Goal of the exercise:
Copy out the material below line by line, changing no character.

Supplied entries:

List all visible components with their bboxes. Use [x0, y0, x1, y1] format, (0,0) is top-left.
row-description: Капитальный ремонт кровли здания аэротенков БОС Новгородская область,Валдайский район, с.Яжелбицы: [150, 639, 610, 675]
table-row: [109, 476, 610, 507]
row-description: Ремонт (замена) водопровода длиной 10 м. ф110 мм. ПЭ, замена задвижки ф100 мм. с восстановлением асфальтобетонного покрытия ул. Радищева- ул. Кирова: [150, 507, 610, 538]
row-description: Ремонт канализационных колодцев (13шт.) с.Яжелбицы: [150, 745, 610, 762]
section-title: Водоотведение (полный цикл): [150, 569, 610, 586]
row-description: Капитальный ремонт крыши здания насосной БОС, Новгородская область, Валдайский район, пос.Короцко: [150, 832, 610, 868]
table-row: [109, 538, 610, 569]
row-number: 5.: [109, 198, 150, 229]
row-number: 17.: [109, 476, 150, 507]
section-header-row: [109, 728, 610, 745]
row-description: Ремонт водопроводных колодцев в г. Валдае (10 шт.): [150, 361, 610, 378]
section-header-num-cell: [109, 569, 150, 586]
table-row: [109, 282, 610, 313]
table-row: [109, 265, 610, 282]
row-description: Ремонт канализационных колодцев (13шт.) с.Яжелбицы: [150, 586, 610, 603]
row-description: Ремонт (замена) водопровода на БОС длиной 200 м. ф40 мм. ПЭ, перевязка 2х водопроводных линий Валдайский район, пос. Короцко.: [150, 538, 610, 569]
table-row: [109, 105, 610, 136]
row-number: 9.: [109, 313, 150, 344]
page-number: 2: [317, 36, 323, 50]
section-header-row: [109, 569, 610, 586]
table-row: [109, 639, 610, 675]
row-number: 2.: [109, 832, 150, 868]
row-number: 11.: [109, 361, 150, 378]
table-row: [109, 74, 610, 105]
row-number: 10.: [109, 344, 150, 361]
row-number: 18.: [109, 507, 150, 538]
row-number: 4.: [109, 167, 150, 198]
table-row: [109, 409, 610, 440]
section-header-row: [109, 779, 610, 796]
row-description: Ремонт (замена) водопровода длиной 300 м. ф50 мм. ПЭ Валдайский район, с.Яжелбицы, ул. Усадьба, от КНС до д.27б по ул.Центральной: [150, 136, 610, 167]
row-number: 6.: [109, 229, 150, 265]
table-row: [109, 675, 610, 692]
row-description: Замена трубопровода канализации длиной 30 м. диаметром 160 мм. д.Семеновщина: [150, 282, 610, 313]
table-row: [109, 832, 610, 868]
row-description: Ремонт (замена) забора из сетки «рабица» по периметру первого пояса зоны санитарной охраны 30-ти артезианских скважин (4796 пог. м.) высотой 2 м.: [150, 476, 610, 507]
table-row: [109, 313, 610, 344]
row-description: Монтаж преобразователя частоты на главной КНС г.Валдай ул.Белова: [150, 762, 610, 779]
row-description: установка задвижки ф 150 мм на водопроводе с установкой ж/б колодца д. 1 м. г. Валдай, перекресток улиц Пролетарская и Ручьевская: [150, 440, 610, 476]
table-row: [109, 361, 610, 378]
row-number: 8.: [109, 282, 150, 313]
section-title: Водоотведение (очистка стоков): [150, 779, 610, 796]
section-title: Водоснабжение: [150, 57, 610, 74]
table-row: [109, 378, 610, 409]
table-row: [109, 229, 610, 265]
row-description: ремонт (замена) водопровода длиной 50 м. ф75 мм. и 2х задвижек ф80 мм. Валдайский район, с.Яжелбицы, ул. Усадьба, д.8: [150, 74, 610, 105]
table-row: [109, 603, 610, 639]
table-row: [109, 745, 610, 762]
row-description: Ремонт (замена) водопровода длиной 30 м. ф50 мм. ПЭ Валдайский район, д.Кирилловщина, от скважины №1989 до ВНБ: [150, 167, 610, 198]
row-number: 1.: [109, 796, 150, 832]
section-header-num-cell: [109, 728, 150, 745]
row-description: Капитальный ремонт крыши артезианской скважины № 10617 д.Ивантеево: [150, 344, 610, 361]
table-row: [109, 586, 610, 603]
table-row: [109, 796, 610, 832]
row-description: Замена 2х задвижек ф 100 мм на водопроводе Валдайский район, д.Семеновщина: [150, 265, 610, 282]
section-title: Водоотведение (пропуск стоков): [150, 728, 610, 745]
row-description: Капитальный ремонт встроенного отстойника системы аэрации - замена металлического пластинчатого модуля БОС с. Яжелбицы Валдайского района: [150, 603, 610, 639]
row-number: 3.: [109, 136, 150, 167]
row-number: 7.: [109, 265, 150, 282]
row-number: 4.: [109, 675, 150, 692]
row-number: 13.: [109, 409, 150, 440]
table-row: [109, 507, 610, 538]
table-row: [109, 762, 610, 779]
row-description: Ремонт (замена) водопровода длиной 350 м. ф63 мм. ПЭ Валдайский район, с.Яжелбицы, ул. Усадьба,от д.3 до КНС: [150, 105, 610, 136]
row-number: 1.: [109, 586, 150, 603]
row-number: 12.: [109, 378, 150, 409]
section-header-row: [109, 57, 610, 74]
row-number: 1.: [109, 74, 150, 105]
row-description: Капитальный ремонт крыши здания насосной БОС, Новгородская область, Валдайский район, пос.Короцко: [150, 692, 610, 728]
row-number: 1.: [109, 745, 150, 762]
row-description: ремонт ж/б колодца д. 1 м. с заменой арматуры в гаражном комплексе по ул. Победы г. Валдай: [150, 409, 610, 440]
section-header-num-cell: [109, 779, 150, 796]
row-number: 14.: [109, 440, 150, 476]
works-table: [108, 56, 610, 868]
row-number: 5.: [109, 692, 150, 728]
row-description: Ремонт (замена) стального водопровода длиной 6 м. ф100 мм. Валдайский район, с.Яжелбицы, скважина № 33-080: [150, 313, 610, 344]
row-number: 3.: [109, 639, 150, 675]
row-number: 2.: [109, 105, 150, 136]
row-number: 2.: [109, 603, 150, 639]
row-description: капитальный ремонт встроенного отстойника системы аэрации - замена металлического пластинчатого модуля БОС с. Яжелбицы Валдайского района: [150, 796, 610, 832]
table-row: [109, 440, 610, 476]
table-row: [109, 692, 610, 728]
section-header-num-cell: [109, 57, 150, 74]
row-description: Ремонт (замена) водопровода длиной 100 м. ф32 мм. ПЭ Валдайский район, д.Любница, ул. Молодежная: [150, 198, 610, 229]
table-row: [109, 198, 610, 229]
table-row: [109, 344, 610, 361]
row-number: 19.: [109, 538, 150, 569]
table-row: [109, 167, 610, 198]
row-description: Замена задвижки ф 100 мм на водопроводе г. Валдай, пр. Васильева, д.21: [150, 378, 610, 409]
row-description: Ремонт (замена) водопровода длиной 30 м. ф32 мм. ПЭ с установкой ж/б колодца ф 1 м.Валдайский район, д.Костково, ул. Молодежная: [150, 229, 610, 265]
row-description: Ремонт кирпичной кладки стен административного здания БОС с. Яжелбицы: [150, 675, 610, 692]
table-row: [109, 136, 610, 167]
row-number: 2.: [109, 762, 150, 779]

Complete answer:
List all visible components with their bboxes. Use [x0, y0, x1, y1] format, (0,0) is top-left.
row-description: Капитальный ремонт кровли здания аэротенков БОС Новгородская область,Валдайский район, с.Яжелбицы: [150, 639, 610, 675]
table-row: [109, 476, 610, 507]
row-description: Ремонт (замена) водопровода длиной 10 м. ф110 мм. ПЭ, замена задвижки ф100 мм. с восстановлением асфальтобетонного покрытия ул. Радищева- ул. Кирова: [150, 507, 610, 538]
row-description: Ремонт канализационных колодцев (13шт.) с.Яжелбицы: [150, 745, 610, 762]
section-title: Водоотведение (полный цикл): [150, 569, 610, 586]
row-description: Капитальный ремонт крыши здания насосной БОС, Новгородская область, Валдайский район, пос.Короцко: [150, 832, 610, 868]
table-row: [109, 538, 610, 569]
row-number: 5.: [109, 198, 150, 229]
row-number: 17.: [109, 476, 150, 507]
section-header-row: [109, 728, 610, 745]
row-description: Ремонт водопроводных колодцев в г. Валдае (10 шт.): [150, 361, 610, 378]
section-header-num-cell: [109, 569, 150, 586]
table-row: [109, 282, 610, 313]
table-row: [109, 265, 610, 282]
row-description: Ремонт канализационных колодцев (13шт.) с.Яжелбицы: [150, 586, 610, 603]
row-description: Ремонт (замена) водопровода на БОС длиной 200 м. ф40 мм. ПЭ, перевязка 2х водопроводных линий Валдайский район, пос. Короцко.: [150, 538, 610, 569]
table-row: [109, 105, 610, 136]
row-number: 9.: [109, 313, 150, 344]
page-number: 2: [317, 36, 323, 50]
section-header-row: [109, 569, 610, 586]
table-row: [109, 639, 610, 675]
row-number: 2.: [109, 832, 150, 868]
row-number: 11.: [109, 361, 150, 378]
table-row: [109, 74, 610, 105]
row-number: 10.: [109, 344, 150, 361]
row-number: 18.: [109, 507, 150, 538]
row-number: 4.: [109, 167, 150, 198]
table-row: [109, 409, 610, 440]
section-header-row: [109, 779, 610, 796]
row-description: Ремонт (замена) водопровода длиной 300 м. ф50 мм. ПЭ Валдайский район, с.Яжелбицы, ул. Усадьба, от КНС до д.27б по ул.Центральной: [150, 136, 610, 167]
row-number: 6.: [109, 229, 150, 265]
table-row: [109, 675, 610, 692]
row-description: Замена трубопровода канализации длиной 30 м. диаметром 160 мм. д.Семеновщина: [150, 282, 610, 313]
table-row: [109, 832, 610, 868]
row-description: Ремонт (замена) забора из сетки «рабица» по периметру первого пояса зоны санитарной охраны 30-ти артезианских скважин (4796 пог. м.) высотой 2 м.: [150, 476, 610, 507]
table-row: [109, 313, 610, 344]
row-description: Монтаж преобразователя частоты на главной КНС г.Валдай ул.Белова: [150, 762, 610, 779]
row-description: установка задвижки ф 150 мм на водопроводе с установкой ж/б колодца д. 1 м. г. Валдай, перекресток улиц Пролетарская и Ручьевская: [150, 440, 610, 476]
table-row: [109, 361, 610, 378]
row-number: 8.: [109, 282, 150, 313]
section-title: Водоотведение (очистка стоков): [150, 779, 610, 796]
section-title: Водоснабжение: [150, 57, 610, 74]
table-row: [109, 378, 610, 409]
table-row: [109, 229, 610, 265]
row-description: ремонт (замена) водопровода длиной 50 м. ф75 мм. и 2х задвижек ф80 мм. Валдайский район, с.Яжелбицы, ул. Усадьба, д.8: [150, 74, 610, 105]
table-row: [109, 603, 610, 639]
table-row: [109, 745, 610, 762]
row-description: Ремонт (замена) водопровода длиной 30 м. ф50 мм. ПЭ Валдайский район, д.Кирилловщина, от скважины №1989 до ВНБ: [150, 167, 610, 198]
row-number: 1.: [109, 796, 150, 832]
section-header-num-cell: [109, 728, 150, 745]
row-description: Капитальный ремонт крыши артезианской скважины № 10617 д.Ивантеево: [150, 344, 610, 361]
table-row: [109, 586, 610, 603]
table-row: [109, 796, 610, 832]
row-description: Замена 2х задвижек ф 100 мм на водопроводе Валдайский район, д.Семеновщина: [150, 265, 610, 282]
section-title: Водоотведение (пропуск стоков): [150, 728, 610, 745]
row-description: Капитальный ремонт встроенного отстойника системы аэрации - замена металлического пластинчатого модуля БОС с. Яжелбицы Валдайского района: [150, 603, 610, 639]
row-number: 3.: [109, 136, 150, 167]
row-number: 7.: [109, 265, 150, 282]
row-number: 4.: [109, 675, 150, 692]
row-number: 13.: [109, 409, 150, 440]
table-row: [109, 507, 610, 538]
table-row: [109, 762, 610, 779]
row-description: Ремонт (замена) водопровода длиной 350 м. ф63 мм. ПЭ Валдайский район, с.Яжелбицы, ул. Усадьба,от д.3 до КНС: [150, 105, 610, 136]
row-number: 1.: [109, 586, 150, 603]
row-number: 12.: [109, 378, 150, 409]
section-header-row: [109, 57, 610, 74]
row-number: 1.: [109, 74, 150, 105]
row-description: Капитальный ремонт крыши здания насосной БОС, Новгородская область, Валдайский район, пос.Короцко: [150, 692, 610, 728]
row-number: 1.: [109, 745, 150, 762]
row-description: ремонт ж/б колодца д. 1 м. с заменой арматуры в гаражном комплексе по ул. Победы г. Валдай: [150, 409, 610, 440]
section-header-num-cell: [109, 779, 150, 796]
row-number: 14.: [109, 440, 150, 476]
works-table: [108, 56, 610, 868]
row-number: 5.: [109, 692, 150, 728]
row-description: Ремонт (замена) стального водопровода длиной 6 м. ф100 мм. Валдайский район, с.Яжелбицы, скважина № 33-080: [150, 313, 610, 344]
row-number: 3.: [109, 639, 150, 675]
row-number: 2.: [109, 105, 150, 136]
row-number: 2.: [109, 603, 150, 639]
row-description: капитальный ремонт встроенного отстойника системы аэрации - замена металлического пластинчатого модуля БОС с. Яжелбицы Валдайского района: [150, 796, 610, 832]
table-row: [109, 440, 610, 476]
table-row: [109, 692, 610, 728]
section-header-num-cell: [109, 57, 150, 74]
row-description: Ремонт (замена) водопровода длиной 100 м. ф32 мм. ПЭ Валдайский район, д.Любница, ул. Молодежная: [150, 198, 610, 229]
table-row: [109, 198, 610, 229]
table-row: [109, 344, 610, 361]
row-number: 19.: [109, 538, 150, 569]
table-row: [109, 167, 610, 198]
row-description: Замена задвижки ф 100 мм на водопроводе г. Валдай, пр. Васильева, д.21: [150, 378, 610, 409]
row-description: Ремонт (замена) водопровода длиной 30 м. ф32 мм. ПЭ с установкой ж/б колодца ф 1 м.Валдайский район, д.Костково, ул. Молодежная: [150, 229, 610, 265]
row-description: Ремонт кирпичной кладки стен административного здания БОС с. Яжелбицы: [150, 675, 610, 692]
table-row: [109, 136, 610, 167]
row-number: 2.: [109, 762, 150, 779]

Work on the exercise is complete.